_WHAT NEEDS TO BE DONE_
From the listing below, return each line that includes "details".

[Extracted data entries]
##########
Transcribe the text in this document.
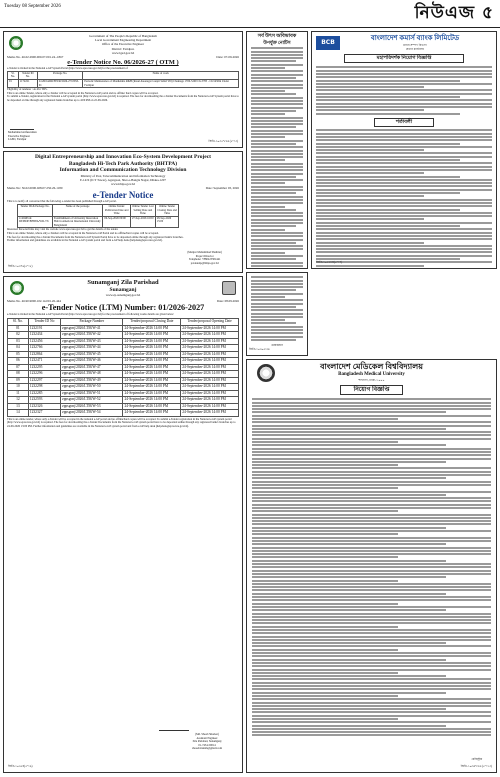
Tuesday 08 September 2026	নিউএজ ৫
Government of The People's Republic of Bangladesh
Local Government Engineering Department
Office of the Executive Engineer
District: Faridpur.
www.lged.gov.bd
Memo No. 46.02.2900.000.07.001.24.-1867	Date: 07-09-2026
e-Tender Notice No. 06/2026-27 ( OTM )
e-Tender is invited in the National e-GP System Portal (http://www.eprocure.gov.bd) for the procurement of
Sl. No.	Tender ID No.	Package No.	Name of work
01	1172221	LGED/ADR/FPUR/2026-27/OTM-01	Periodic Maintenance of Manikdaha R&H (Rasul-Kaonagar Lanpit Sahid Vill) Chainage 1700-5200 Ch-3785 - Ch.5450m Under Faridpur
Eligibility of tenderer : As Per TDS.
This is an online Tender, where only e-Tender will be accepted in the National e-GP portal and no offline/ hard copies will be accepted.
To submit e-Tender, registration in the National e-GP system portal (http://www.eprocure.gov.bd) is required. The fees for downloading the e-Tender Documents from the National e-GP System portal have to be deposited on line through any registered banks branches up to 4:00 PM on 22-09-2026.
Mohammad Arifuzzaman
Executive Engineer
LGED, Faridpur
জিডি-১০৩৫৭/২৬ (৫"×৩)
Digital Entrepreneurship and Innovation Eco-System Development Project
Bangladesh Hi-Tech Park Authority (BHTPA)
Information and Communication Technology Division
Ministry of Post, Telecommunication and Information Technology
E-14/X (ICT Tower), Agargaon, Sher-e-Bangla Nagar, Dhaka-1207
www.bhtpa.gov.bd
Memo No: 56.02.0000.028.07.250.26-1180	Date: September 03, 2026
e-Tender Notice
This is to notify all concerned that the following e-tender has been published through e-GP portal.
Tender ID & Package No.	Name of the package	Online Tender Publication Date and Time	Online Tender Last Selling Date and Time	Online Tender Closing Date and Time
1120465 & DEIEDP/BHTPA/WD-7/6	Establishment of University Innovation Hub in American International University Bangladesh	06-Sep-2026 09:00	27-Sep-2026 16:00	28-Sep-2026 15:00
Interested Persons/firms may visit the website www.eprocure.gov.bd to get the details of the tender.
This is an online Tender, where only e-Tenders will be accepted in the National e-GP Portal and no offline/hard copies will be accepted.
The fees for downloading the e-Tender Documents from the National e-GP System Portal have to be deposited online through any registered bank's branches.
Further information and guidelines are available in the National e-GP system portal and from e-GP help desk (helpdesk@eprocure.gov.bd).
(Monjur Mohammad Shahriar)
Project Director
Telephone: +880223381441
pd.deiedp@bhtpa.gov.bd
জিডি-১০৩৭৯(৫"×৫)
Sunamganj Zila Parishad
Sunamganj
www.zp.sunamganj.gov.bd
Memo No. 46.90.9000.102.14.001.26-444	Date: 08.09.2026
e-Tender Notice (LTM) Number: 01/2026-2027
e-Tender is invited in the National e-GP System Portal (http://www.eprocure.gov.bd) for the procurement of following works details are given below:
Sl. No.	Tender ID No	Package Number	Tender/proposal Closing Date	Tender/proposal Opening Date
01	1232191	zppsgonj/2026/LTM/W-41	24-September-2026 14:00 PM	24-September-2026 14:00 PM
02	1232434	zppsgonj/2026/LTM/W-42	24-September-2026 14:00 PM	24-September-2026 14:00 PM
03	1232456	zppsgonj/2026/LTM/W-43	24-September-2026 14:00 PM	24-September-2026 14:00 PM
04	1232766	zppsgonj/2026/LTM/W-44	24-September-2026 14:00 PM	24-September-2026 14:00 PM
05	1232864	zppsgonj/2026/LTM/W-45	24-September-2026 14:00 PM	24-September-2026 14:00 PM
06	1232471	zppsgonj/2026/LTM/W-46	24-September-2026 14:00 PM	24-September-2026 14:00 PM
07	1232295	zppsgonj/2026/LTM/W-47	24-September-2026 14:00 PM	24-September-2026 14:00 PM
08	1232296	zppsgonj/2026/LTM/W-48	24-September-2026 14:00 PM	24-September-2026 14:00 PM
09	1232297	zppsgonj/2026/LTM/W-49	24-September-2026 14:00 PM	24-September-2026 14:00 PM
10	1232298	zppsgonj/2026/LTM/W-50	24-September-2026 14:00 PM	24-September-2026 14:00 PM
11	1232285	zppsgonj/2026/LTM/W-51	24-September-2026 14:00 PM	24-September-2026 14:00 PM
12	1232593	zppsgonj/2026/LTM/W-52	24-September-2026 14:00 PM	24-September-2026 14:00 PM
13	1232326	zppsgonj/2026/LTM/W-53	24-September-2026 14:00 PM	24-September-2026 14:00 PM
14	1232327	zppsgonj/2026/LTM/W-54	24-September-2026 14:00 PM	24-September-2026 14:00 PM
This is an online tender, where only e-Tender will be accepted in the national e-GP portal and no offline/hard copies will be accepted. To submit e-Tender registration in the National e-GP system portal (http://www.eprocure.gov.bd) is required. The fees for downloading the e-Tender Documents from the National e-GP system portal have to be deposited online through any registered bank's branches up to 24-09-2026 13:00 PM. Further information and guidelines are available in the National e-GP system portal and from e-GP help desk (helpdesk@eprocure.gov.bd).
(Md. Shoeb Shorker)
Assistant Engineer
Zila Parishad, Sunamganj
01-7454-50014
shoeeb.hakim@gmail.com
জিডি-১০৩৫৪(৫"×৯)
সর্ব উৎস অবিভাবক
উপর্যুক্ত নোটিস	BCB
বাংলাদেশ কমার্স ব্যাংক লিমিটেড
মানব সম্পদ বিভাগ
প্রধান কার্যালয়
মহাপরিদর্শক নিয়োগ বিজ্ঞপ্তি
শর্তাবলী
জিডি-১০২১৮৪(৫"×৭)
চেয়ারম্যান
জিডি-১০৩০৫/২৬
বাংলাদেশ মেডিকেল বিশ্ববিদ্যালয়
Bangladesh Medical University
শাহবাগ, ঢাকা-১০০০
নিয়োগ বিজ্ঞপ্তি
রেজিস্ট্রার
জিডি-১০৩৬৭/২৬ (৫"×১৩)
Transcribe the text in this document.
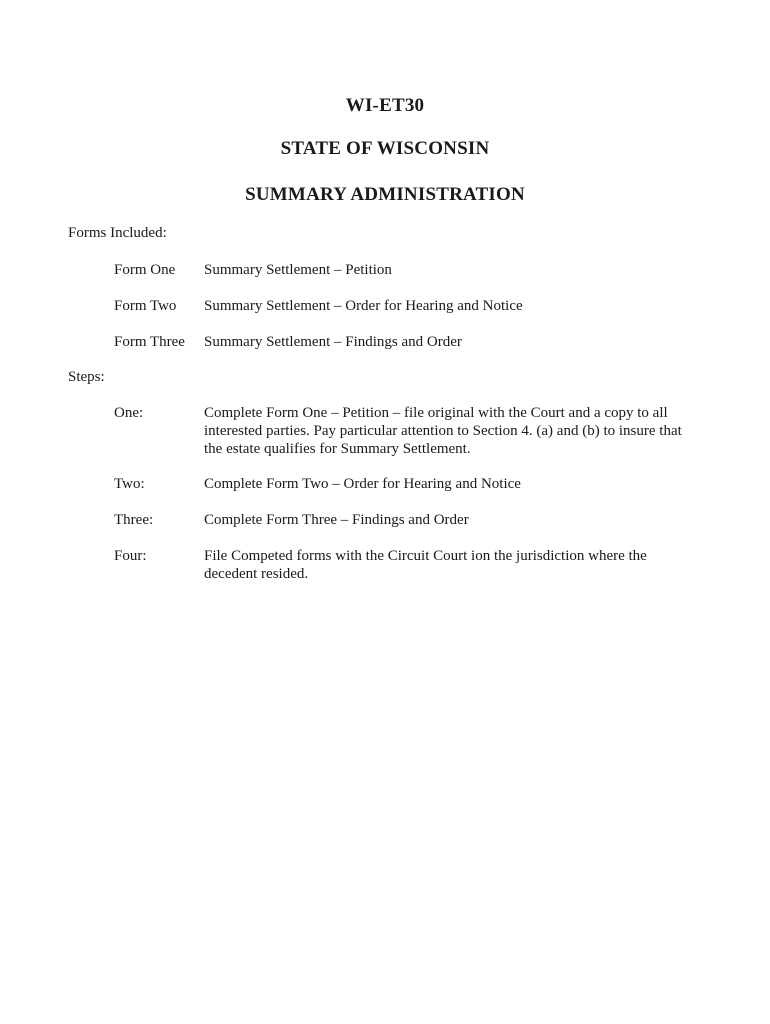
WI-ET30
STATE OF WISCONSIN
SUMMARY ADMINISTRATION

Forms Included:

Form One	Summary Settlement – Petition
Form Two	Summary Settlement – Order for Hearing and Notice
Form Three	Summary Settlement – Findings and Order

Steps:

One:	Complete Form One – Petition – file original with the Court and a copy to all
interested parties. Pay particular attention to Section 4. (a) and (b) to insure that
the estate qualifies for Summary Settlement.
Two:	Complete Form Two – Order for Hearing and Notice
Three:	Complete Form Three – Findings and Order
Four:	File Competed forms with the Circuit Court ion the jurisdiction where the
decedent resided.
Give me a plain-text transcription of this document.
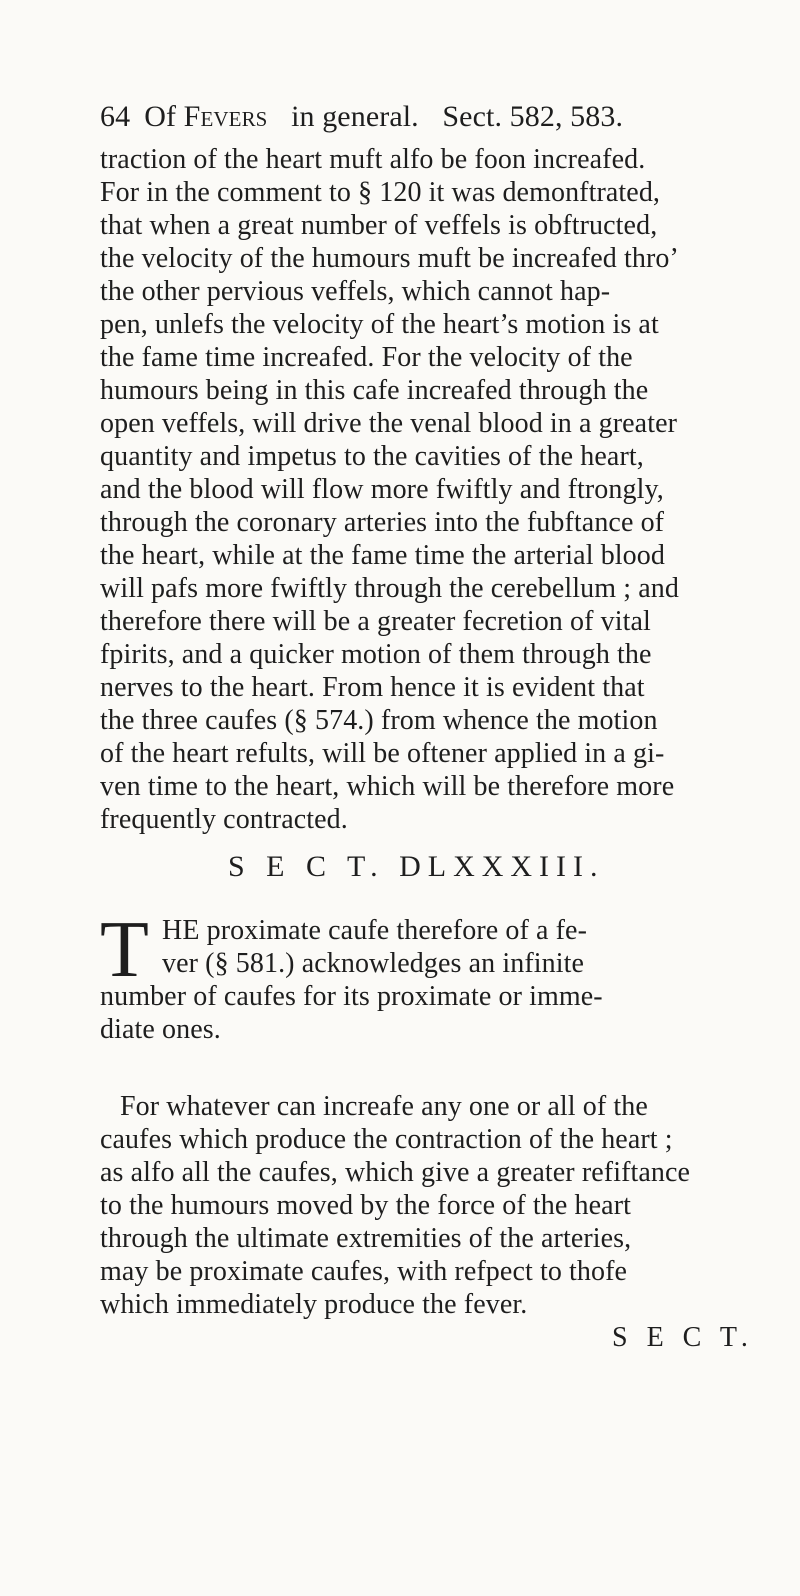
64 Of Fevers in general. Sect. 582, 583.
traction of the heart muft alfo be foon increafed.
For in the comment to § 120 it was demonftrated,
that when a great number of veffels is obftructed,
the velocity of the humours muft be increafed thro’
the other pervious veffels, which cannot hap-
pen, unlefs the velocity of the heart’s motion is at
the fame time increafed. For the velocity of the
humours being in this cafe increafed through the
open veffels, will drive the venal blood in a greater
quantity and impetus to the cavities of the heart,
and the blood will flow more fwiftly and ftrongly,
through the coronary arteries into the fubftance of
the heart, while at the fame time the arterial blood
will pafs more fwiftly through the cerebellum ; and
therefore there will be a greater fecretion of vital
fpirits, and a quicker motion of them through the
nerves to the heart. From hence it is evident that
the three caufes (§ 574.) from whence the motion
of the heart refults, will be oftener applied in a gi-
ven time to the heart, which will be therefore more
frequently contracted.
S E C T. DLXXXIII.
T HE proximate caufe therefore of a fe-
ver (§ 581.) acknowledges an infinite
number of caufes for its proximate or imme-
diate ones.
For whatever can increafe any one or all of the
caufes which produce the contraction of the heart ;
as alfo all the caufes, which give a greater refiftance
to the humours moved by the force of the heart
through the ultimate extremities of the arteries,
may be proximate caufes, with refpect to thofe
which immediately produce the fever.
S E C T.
##########
_WRITTEN SOLUTION_
Interested Persons/firms may visit the website www.eprocure.gov.bd to get the details of the tender.
e-Tender is invited in the National e-GP System Portal (http://www.eprocure.gov.bd) for the procurement of following works details are given below:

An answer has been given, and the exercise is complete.